Task to complete —
Write out the records below word for word, please.

── Supplied material

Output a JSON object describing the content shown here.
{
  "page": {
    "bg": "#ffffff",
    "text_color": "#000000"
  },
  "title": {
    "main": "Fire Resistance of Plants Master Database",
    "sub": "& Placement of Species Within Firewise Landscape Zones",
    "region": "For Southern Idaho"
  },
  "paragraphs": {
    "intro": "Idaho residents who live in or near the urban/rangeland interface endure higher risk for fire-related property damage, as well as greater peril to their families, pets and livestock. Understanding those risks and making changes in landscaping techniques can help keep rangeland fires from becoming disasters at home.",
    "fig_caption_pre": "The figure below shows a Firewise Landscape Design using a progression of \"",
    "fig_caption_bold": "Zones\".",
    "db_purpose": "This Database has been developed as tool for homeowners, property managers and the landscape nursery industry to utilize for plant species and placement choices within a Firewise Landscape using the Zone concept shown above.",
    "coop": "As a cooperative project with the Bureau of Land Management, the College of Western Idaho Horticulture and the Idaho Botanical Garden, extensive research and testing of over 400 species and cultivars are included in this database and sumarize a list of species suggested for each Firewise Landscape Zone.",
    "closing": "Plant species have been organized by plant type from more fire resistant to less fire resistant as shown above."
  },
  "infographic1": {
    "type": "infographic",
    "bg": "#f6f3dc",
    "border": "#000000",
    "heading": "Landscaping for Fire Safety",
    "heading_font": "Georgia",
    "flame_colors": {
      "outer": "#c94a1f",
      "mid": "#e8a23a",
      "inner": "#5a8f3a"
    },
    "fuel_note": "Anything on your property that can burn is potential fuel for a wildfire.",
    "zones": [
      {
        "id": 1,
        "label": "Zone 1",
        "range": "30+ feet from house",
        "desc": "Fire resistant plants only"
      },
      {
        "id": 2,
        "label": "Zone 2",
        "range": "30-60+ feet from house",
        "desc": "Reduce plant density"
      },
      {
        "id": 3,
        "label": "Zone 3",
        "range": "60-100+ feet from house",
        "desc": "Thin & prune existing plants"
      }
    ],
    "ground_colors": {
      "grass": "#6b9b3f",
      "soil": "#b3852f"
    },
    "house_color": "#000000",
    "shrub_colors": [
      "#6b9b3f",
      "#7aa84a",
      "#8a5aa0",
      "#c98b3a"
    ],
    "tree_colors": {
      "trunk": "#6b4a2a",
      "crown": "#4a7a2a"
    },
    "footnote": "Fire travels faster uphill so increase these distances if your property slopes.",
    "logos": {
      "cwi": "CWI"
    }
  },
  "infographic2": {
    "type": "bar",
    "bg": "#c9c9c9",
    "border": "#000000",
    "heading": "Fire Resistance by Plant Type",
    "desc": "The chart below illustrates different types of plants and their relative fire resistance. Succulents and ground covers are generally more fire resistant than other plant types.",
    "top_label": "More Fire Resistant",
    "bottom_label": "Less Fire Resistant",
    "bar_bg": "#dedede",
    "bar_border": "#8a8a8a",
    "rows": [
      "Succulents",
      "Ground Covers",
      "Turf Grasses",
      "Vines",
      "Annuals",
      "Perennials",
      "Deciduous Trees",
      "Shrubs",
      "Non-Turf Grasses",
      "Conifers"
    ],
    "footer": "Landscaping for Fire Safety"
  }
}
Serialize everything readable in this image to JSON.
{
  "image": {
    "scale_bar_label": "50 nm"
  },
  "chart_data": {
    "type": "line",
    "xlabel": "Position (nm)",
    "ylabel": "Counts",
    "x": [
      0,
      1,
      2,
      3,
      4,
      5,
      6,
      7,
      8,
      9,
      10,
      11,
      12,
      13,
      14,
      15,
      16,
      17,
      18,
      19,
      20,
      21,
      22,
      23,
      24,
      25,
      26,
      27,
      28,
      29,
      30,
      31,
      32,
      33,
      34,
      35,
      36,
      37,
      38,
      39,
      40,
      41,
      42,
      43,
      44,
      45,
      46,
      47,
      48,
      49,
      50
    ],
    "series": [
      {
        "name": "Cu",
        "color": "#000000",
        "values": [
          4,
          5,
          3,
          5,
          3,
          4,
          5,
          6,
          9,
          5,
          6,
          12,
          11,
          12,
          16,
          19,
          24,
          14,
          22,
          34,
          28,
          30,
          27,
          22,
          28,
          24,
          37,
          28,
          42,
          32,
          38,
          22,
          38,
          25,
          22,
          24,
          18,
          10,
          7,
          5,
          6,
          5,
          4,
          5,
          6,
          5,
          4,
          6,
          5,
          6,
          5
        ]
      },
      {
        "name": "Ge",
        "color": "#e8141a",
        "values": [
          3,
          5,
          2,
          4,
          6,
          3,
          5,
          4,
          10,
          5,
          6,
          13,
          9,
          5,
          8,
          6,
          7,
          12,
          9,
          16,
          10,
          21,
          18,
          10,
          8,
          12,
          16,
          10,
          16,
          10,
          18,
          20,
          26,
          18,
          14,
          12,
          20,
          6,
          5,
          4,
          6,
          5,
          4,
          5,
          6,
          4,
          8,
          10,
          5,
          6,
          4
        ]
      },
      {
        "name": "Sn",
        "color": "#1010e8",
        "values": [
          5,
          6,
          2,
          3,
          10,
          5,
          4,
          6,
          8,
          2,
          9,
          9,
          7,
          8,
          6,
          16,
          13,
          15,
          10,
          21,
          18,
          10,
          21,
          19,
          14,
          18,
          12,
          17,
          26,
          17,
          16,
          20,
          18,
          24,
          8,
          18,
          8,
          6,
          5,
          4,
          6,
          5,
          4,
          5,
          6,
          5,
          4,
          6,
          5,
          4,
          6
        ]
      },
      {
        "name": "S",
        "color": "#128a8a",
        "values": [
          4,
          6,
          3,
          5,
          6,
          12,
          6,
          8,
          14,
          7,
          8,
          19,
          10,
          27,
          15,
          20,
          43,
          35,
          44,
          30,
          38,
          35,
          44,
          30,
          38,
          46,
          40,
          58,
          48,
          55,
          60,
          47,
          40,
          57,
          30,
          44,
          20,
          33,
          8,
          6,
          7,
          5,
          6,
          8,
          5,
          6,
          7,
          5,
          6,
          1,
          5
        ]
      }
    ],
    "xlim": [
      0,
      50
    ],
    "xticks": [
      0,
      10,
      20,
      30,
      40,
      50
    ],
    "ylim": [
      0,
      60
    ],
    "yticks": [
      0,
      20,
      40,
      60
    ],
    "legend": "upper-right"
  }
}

────

Exercise result —
Output a JSON object describing the content shown here.
{
  "page": {
    "bg": "#ffffff",
    "text_color": "#000000"
  },
  "title": {
    "main": "Fire Resistance of Plants Master Database",
    "sub": "& Placement of Species Within Firewise Landscape Zones",
    "region": "For Southern Idaho"
  },
  "paragraphs": {
    "intro": "Idaho residents who live in or near the urban/rangeland interface endure higher risk for fire-related property damage, as well as greater peril to their families, pets and livestock. Understanding those risks and making changes in landscaping techniques can help keep rangeland fires from becoming disasters at home.",
    "fig_caption_pre": "The figure below shows a Firewise Landscape Design using a progression of \"",
    "fig_caption_bold": "Zones\".",
    "db_purpose": "This Database has been developed as tool for homeowners, property managers and the landscape nursery industry to utilize for plant species and placement choices within a Firewise Landscape using the Zone concept shown above.",
    "coop": "As a cooperative project with the Bureau of Land Management, the College of Western Idaho Horticulture and the Idaho Botanical Garden, extensive research and testing of over 400 species and cultivars are included in this database and sumarize a list of species suggested for each Firewise Landscape Zone.",
    "closing": "Plant species have been organized by plant type from more fire resistant to less fire resistant as shown above."
  },
  "infographic1": {
    "type": "infographic",
    "bg": "#f6f3dc",
    "border": "#000000",
    "heading": "Landscaping for Fire Safety",
    "heading_font": "Georgia",
    "flame_colors": {
      "outer": "#c94a1f",
      "mid": "#e8a23a",
      "inner": "#5a8f3a"
    },
    "fuel_note": "Anything on your property that can burn is potential fuel for a wildfire.",
    "zones": [
      {
        "id": 1,
        "label": "Zone 1",
        "range": "30+ feet from house",
        "desc": "Fire resistant plants only"
      },
      {
        "id": 2,
        "label": "Zone 2",
        "range": "30-60+ feet from house",
        "desc": "Reduce plant density"
      },
      {
        "id": 3,
        "label": "Zone 3",
        "range": "60-100+ feet from house",
        "desc": "Thin & prune existing plants"
      }
    ],
    "ground_colors": {
      "grass": "#6b9b3f",
      "soil": "#b3852f"
    },
    "house_color": "#000000",
    "shrub_colors": [
      "#6b9b3f",
      "#7aa84a",
      "#8a5aa0",
      "#c98b3a"
    ],
    "tree_colors": {
      "trunk": "#6b4a2a",
      "crown": "#4a7a2a"
    },
    "footnote": "Fire travels faster uphill so increase these distances if your property slopes.",
    "logos": {
      "cwi": "CWI"
    }
  },
  "infographic2": {
    "type": "bar",
    "bg": "#c9c9c9",
    "border": "#000000",
    "heading": "Fire Resistance by Plant Type",
    "desc": "The chart below illustrates different types of plants and their relative fire resistance. Succulents and ground covers are generally more fire resistant than other plant types.",
    "top_label": "More Fire Resistant",
    "bottom_label": "Less Fire Resistant",
    "bar_bg": "#dedede",
    "bar_border": "#8a8a8a",
    "rows": [
      "Succulents",
      "Ground Covers",
      "Turf Grasses",
      "Vines",
      "Annuals",
      "Perennials",
      "Deciduous Trees",
      "Shrubs",
      "Non-Turf Grasses",
      "Conifers"
    ],
    "footer": "Landscaping for Fire Safety"
  }
}
Serialize everything readable in this image to JSON.
{
  "image": {
    "scale_bar_label": "50 nm"
  },
  "chart_data": {
    "type": "line",
    "xlabel": "Position (nm)",
    "ylabel": "Counts",
    "x": [
      0,
      1,
      2,
      3,
      4,
      5,
      6,
      7,
      8,
      9,
      10,
      11,
      12,
      13,
      14,
      15,
      16,
      17,
      18,
      19,
      20,
      21,
      22,
      23,
      24,
      25,
      26,
      27,
      28,
      29,
      30,
      31,
      32,
      33,
      34,
      35,
      36,
      37,
      38,
      39,
      40,
      41,
      42,
      43,
      44,
      45,
      46,
      47,
      48,
      49,
      50
    ],
    "series": [
      {
        "name": "Cu",
        "color": "#000000",
        "values": [
          4,
          5,
          3,
          5,
          3,
          4,
          5,
          6,
          9,
          5,
          6,
          12,
          11,
          12,
          16,
          19,
          24,
          14,
          22,
          34,
          28,
          30,
          27,
          22,
          28,
          24,
          37,
          28,
          42,
          32,
          38,
          22,
          38,
          25,
          22,
          24,
          18,
          10,
          7,
          5,
          6,
          5,
          4,
          5,
          6,
          5,
          4,
          6,
          5,
          6,
          5
        ]
      },
      {
        "name": "Ge",
        "color": "#e8141a",
        "values": [
          3,
          5,
          2,
          4,
          6,
          3,
          5,
          4,
          10,
          5,
          6,
          13,
          9,
          5,
          8,
          6,
          7,
          12,
          9,
          16,
          10,
          21,
          18,
          10,
          8,
          12,
          16,
          10,
          16,
          10,
          18,
          20,
          26,
          18,
          14,
          12,
          20,
          6,
          5,
          4,
          6,
          5,
          4,
          5,
          6,
          4,
          8,
          10,
          5,
          6,
          4
        ]
      },
      {
        "name": "Sn",
        "color": "#1010e8",
        "values": [
          5,
          6,
          2,
          3,
          10,
          5,
          4,
          6,
          8,
          2,
          9,
          9,
          7,
          8,
          6,
          16,
          13,
          15,
          10,
          21,
          18,
          10,
          21,
          19,
          14,
          18,
          12,
          17,
          26,
          17,
          16,
          20,
          18,
          24,
          8,
          18,
          8,
          6,
          5,
          4,
          6,
          5,
          4,
          5,
          6,
          5,
          4,
          6,
          5,
          4,
          6
        ]
      },
      {
        "name": "S",
        "color": "#128a8a",
        "values": [
          4,
          6,
          3,
          5,
          6,
          12,
          6,
          8,
          14,
          7,
          8,
          19,
          10,
          27,
          15,
          20,
          43,
          35,
          44,
          30,
          38,
          35,
          44,
          30,
          38,
          46,
          40,
          58,
          48,
          55,
          60,
          47,
          40,
          57,
          30,
          44,
          20,
          33,
          8,
          6,
          7,
          5,
          6,
          8,
          5,
          6,
          7,
          5,
          6,
          1,
          5
        ]
      }
    ],
    "xlim": [
      0,
      50
    ],
    "xticks": [
      0,
      10,
      20,
      30,
      40,
      50
    ],
    "ylim": [
      0,
      60
    ],
    "yticks": [
      0,
      20,
      40,
      60
    ],
    "legend": "upper-right"
  }
}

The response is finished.